Input records
↓↓↓
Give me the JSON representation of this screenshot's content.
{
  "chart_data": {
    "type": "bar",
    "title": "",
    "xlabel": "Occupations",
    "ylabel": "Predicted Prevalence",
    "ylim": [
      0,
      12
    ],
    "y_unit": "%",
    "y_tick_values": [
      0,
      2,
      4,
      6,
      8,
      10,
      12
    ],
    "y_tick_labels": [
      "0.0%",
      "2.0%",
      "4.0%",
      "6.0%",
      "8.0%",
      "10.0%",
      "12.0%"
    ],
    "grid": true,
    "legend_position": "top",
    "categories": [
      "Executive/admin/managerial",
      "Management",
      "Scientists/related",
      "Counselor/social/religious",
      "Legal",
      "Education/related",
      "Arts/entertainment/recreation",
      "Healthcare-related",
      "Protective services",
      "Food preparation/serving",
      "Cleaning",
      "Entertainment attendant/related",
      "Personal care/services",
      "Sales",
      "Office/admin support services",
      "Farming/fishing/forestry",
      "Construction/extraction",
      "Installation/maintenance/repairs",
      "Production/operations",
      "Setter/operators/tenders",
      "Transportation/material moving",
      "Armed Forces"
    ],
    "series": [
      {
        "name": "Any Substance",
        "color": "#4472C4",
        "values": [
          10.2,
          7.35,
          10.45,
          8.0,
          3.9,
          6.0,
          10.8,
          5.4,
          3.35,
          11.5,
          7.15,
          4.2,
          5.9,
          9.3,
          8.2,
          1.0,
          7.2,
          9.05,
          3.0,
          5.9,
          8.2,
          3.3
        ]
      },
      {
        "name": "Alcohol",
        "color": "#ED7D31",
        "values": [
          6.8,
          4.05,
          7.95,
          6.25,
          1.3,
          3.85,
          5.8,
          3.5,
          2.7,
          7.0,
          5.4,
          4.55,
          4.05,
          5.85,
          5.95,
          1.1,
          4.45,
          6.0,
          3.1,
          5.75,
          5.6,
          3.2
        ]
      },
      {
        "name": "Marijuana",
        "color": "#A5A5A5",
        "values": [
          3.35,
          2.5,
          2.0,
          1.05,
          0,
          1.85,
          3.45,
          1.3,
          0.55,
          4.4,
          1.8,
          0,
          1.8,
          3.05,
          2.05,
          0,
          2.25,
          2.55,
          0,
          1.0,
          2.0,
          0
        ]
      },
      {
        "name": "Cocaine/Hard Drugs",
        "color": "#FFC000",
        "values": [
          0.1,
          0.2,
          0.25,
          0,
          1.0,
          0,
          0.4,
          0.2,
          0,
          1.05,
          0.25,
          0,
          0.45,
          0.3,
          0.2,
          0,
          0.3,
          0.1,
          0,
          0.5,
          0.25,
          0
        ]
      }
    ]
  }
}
↑↑↑
To do
Repeat the entries shown above, every one, word for word.

Task solution
Give me the JSON representation of this screenshot's content.
{
  "chart_data": {
    "type": "bar",
    "title": "",
    "xlabel": "Occupations",
    "ylabel": "Predicted Prevalence",
    "ylim": [
      0,
      12
    ],
    "y_unit": "%",
    "y_tick_values": [
      0,
      2,
      4,
      6,
      8,
      10,
      12
    ],
    "y_tick_labels": [
      "0.0%",
      "2.0%",
      "4.0%",
      "6.0%",
      "8.0%",
      "10.0%",
      "12.0%"
    ],
    "grid": true,
    "legend_position": "top",
    "categories": [
      "Executive/admin/managerial",
      "Management",
      "Scientists/related",
      "Counselor/social/religious",
      "Legal",
      "Education/related",
      "Arts/entertainment/recreation",
      "Healthcare-related",
      "Protective services",
      "Food preparation/serving",
      "Cleaning",
      "Entertainment attendant/related",
      "Personal care/services",
      "Sales",
      "Office/admin support services",
      "Farming/fishing/forestry",
      "Construction/extraction",
      "Installation/maintenance/repairs",
      "Production/operations",
      "Setter/operators/tenders",
      "Transportation/material moving",
      "Armed Forces"
    ],
    "series": [
      {
        "name": "Any Substance",
        "color": "#4472C4",
        "values": [
          10.2,
          7.35,
          10.45,
          8.0,
          3.9,
          6.0,
          10.8,
          5.4,
          3.35,
          11.5,
          7.15,
          4.2,
          5.9,
          9.3,
          8.2,
          1.0,
          7.2,
          9.05,
          3.0,
          5.9,
          8.2,
          3.3
        ]
      },
      {
        "name": "Alcohol",
        "color": "#ED7D31",
        "values": [
          6.8,
          4.05,
          7.95,
          6.25,
          1.3,
          3.85,
          5.8,
          3.5,
          2.7,
          7.0,
          5.4,
          4.55,
          4.05,
          5.85,
          5.95,
          1.1,
          4.45,
          6.0,
          3.1,
          5.75,
          5.6,
          3.2
        ]
      },
      {
        "name": "Marijuana",
        "color": "#A5A5A5",
        "values": [
          3.35,
          2.5,
          2.0,
          1.05,
          0,
          1.85,
          3.45,
          1.3,
          0.55,
          4.4,
          1.8,
          0,
          1.8,
          3.05,
          2.05,
          0,
          2.25,
          2.55,
          0,
          1.0,
          2.0,
          0
        ]
      },
      {
        "name": "Cocaine/Hard Drugs",
        "color": "#FFC000",
        "values": [
          0.1,
          0.2,
          0.25,
          0,
          1.0,
          0,
          0.4,
          0.2,
          0,
          1.05,
          0.25,
          0,
          0.45,
          0.3,
          0.2,
          0,
          0.3,
          0.1,
          0,
          0.5,
          0.25,
          0
        ]
      }
    ]
  }
}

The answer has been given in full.